◆ **The task**: Leave out the pictures and copy everything else in the entries exactly.

◆ **Task input**:

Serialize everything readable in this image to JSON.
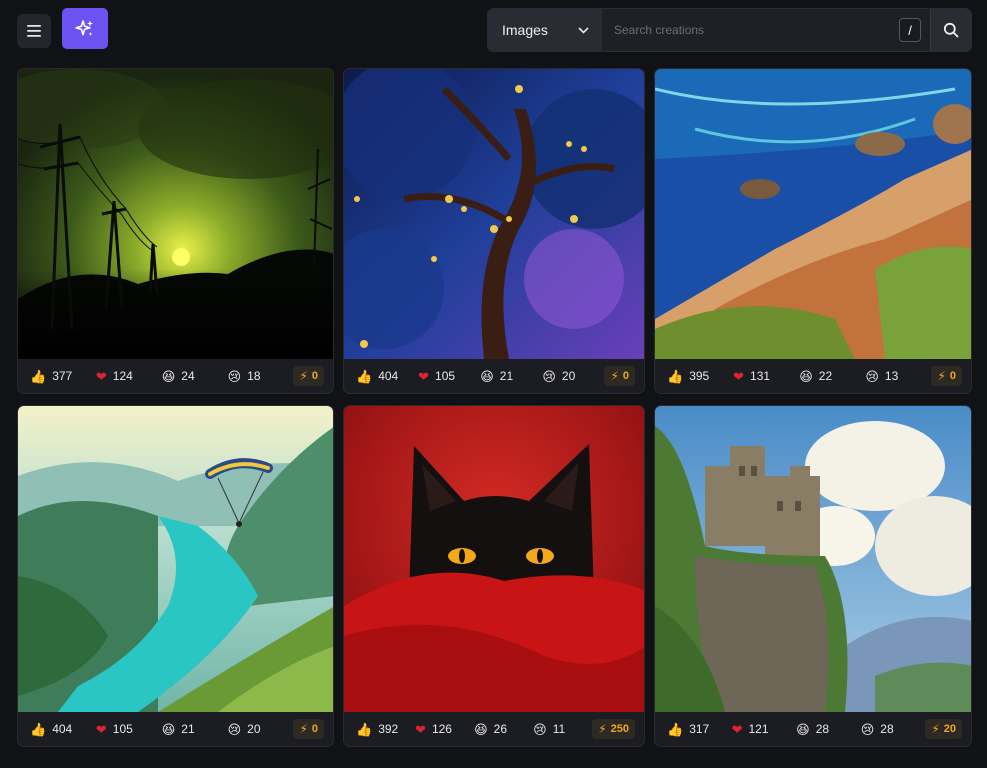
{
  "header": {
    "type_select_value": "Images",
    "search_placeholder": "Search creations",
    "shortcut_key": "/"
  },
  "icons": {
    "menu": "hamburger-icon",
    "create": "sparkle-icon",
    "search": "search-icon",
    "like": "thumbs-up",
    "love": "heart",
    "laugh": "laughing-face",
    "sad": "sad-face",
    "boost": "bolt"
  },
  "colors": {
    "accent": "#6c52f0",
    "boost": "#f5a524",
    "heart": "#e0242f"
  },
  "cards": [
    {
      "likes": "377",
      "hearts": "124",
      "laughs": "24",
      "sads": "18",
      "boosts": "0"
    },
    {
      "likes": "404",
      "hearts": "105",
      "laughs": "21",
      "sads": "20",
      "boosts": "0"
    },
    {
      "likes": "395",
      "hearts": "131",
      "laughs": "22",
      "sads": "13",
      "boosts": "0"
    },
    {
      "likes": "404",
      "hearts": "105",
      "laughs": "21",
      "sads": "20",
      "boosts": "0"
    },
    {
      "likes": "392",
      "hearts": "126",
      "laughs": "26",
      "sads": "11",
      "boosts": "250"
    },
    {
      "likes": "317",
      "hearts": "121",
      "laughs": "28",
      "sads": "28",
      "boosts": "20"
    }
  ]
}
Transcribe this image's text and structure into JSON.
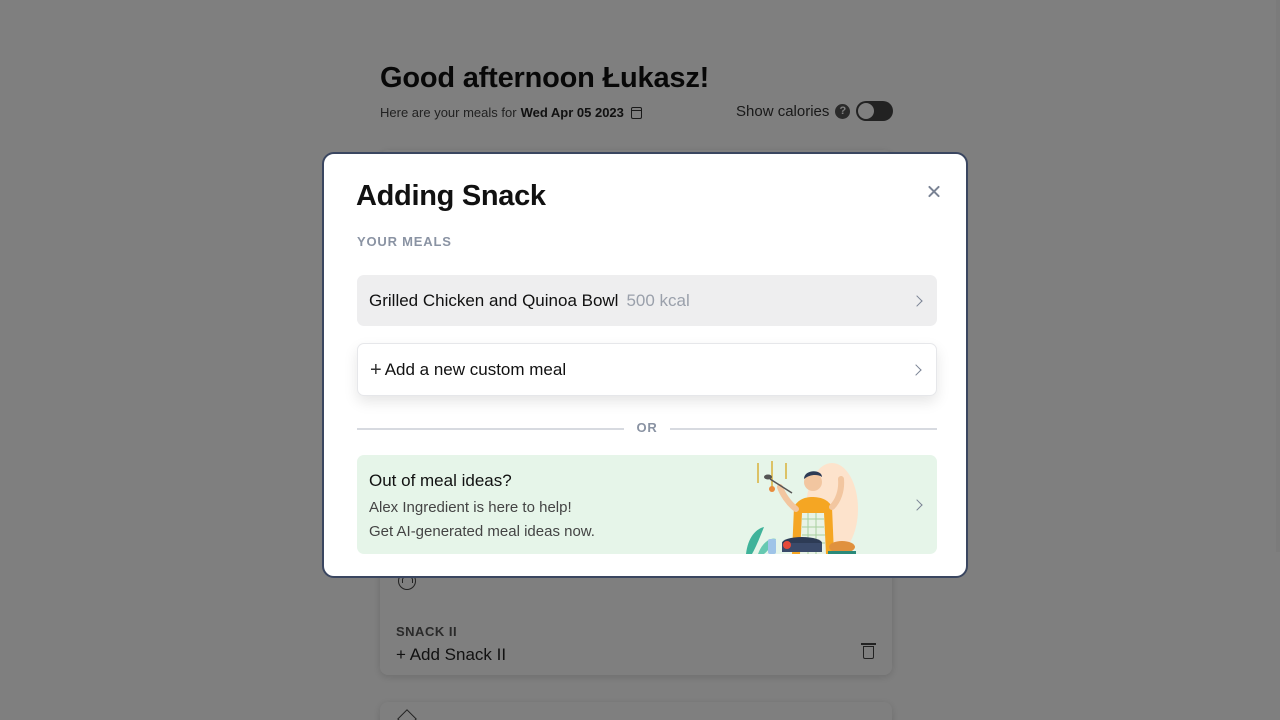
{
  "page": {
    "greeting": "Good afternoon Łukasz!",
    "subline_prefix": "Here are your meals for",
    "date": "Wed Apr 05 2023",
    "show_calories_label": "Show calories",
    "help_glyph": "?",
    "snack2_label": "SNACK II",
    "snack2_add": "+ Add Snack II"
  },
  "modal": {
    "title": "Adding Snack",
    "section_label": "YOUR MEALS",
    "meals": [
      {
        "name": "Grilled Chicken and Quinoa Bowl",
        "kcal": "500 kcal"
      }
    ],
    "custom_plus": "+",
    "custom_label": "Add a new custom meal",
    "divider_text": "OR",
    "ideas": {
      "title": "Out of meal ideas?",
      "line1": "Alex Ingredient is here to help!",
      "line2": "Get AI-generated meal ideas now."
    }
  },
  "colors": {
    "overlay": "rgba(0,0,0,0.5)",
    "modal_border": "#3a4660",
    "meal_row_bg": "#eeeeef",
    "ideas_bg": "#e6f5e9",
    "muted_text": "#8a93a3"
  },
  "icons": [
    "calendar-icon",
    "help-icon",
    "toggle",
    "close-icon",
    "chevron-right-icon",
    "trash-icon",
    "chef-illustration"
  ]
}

◆ **Result below**:
Serialize everything readable in this image to JSON.
{
  "header": {
    "type_select_value": "Images",
    "search_placeholder": "Search creations",
    "shortcut_key": "/"
  },
  "icons": {
    "menu": "hamburger-icon",
    "create": "sparkle-icon",
    "search": "search-icon",
    "like": "thumbs-up",
    "love": "heart",
    "laugh": "laughing-face",
    "sad": "sad-face",
    "boost": "bolt"
  },
  "colors": {
    "accent": "#6c52f0",
    "boost": "#f5a524",
    "heart": "#e0242f"
  },
  "cards": [
    {
      "likes": "377",
      "hearts": "124",
      "laughs": "24",
      "sads": "18",
      "boosts": "0"
    },
    {
      "likes": "404",
      "hearts": "105",
      "laughs": "21",
      "sads": "20",
      "boosts": "0"
    },
    {
      "likes": "395",
      "hearts": "131",
      "laughs": "22",
      "sads": "13",
      "boosts": "0"
    },
    {
      "likes": "404",
      "hearts": "105",
      "laughs": "21",
      "sads": "20",
      "boosts": "0"
    },
    {
      "likes": "392",
      "hearts": "126",
      "laughs": "26",
      "sads": "11",
      "boosts": "250"
    },
    {
      "likes": "317",
      "hearts": "121",
      "laughs": "28",
      "sads": "28",
      "boosts": "20"
    }
  ]
}
Transcribe this image's text and structure into JSON.
{
  "page": {
    "greeting": "Good afternoon Łukasz!",
    "subline_prefix": "Here are your meals for",
    "date": "Wed Apr 05 2023",
    "show_calories_label": "Show calories",
    "help_glyph": "?",
    "snack2_label": "SNACK II",
    "snack2_add": "+ Add Snack II"
  },
  "modal": {
    "title": "Adding Snack",
    "section_label": "YOUR MEALS",
    "meals": [
      {
        "name": "Grilled Chicken and Quinoa Bowl",
        "kcal": "500 kcal"
      }
    ],
    "custom_plus": "+",
    "custom_label": "Add a new custom meal",
    "divider_text": "OR",
    "ideas": {
      "title": "Out of meal ideas?",
      "line1": "Alex Ingredient is here to help!",
      "line2": "Get AI-generated meal ideas now."
    }
  },
  "colors": {
    "overlay": "rgba(0,0,0,0.5)",
    "modal_border": "#3a4660",
    "meal_row_bg": "#eeeeef",
    "ideas_bg": "#e6f5e9",
    "muted_text": "#8a93a3"
  },
  "icons": [
    "calendar-icon",
    "help-icon",
    "toggle",
    "close-icon",
    "chevron-right-icon",
    "trash-icon",
    "chef-illustration"
  ]
}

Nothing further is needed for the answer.